• Dataset records
** Start **

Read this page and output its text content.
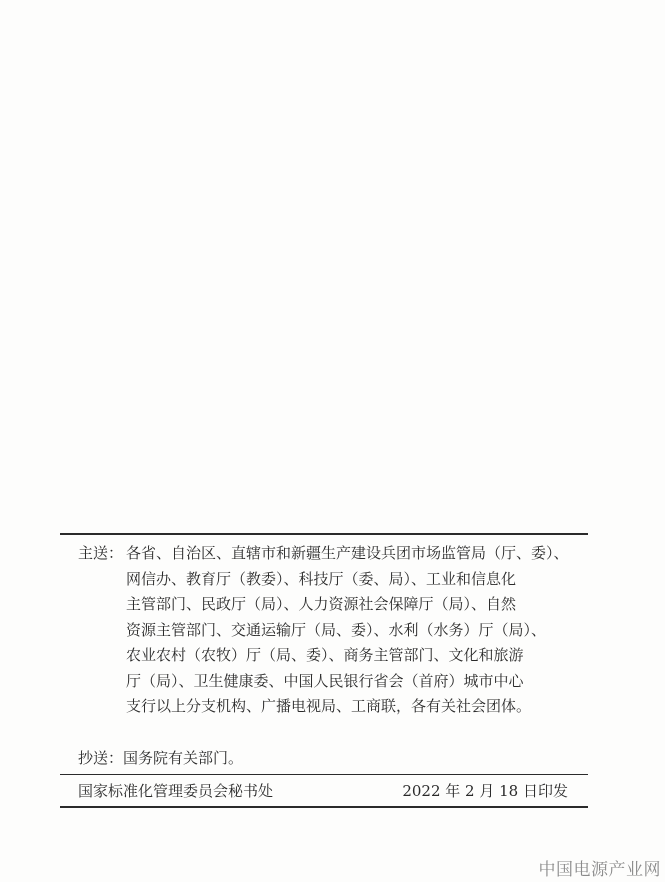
主送： 各省、自治区、直辖市和新疆生产建设兵团市场监管局（厅、委）、
网信办、教育厅（教委）、科技厅（委、局）、工业和信息化
主管部门、民政厅（局）、人力资源社会保障厅（局）、自然
资源主管部门、交通运输厅（局、委）、水利（水务）厅（局）、
农业农村（农牧）厅（局、委）、商务主管部门、文化和旅游
厅（局）、卫生健康委、中国人民银行省会（首府）城市中心
支行以上分支机构、广播电视局、工商联，各有关社会团体。
抄送：国务院有关部门。
国家标准化管理委员会秘书处	2022 年 2 月 18 日印发
中国电源产业网
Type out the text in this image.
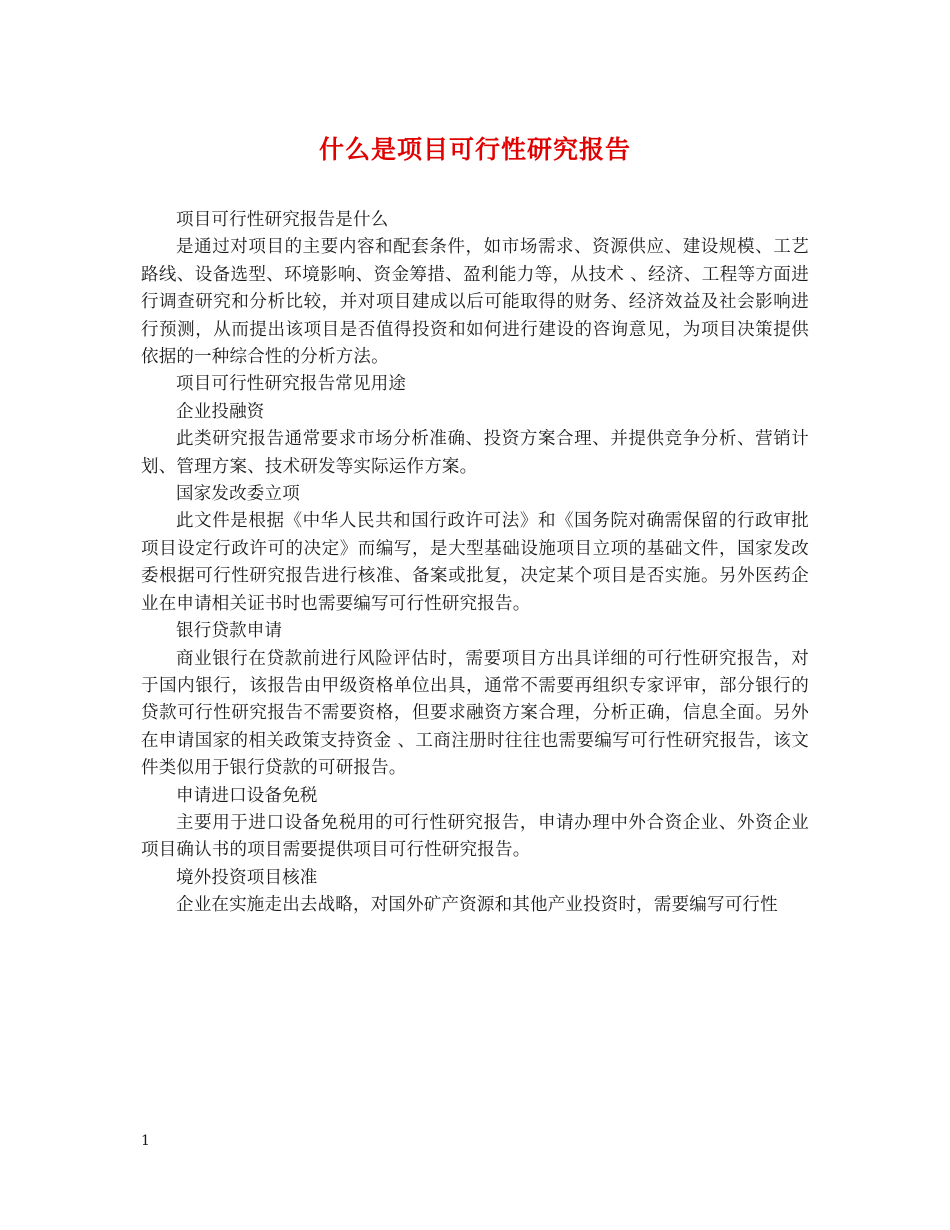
什么是项目可行性研究报告

项目可行性研究报告是什么

是通过对项目的主要内容和配套条件，如市场需求、资源供应、建设规模、工艺路线、设备选型、环境影响、资金筹措、盈利能力等，从技术 、经济、工程等方面进行调查研究和分析比较，并对项目建成以后可能取得的财务、经济效益及社会影响进行预测，从而提出该项目是否值得投资和如何进行建设的咨询意见，为项目决策提供依据的一种综合性的分析方法。

项目可行性研究报告常见用途

企业投融资

此类研究报告通常要求市场分析准确、投资方案合理、并提供竞争分析、营销计划、管理方案、技术研发等实际运作方案。

国家发改委立项

此文件是根据《中华人民共和国行政许可法》和《国务院对确需保留的行政审批项目设定行政许可的决定》而编写，是大型基础设施项目立项的基础文件，国家发改委根据可行性研究报告进行核准、备案或批复，决定某个项目是否实施。另外医药企业在申请相关证书时也需要编写可行性研究报告。

银行贷款申请

商业银行在贷款前进行风险评估时，需要项目方出具详细的可行性研究报告，对于国内银行，该报告由甲级资格单位出具，通常不需要再组织专家评审，部分银行的贷款可行性研究报告不需要资格，但要求融资方案合理，分析正确，信息全面。另外在申请国家的相关政策支持资金 、工商注册时往往也需要编写可行性研究报告，该文件类似用于银行贷款的可研报告。

申请进口设备免税

主要用于进口设备免税用的可行性研究报告，申请办理中外合资企业、外资企业项目确认书的项目需要提供项目可行性研究报告。

境外投资项目核准

企业在实施走出去战略，对国外矿产资源和其他产业投资时，需要编写可行性

1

** End **

• Given task
Select and copy every line from the records that includes the word "this".

• Full response
Read this page and output its text content.
Type out the text in this image.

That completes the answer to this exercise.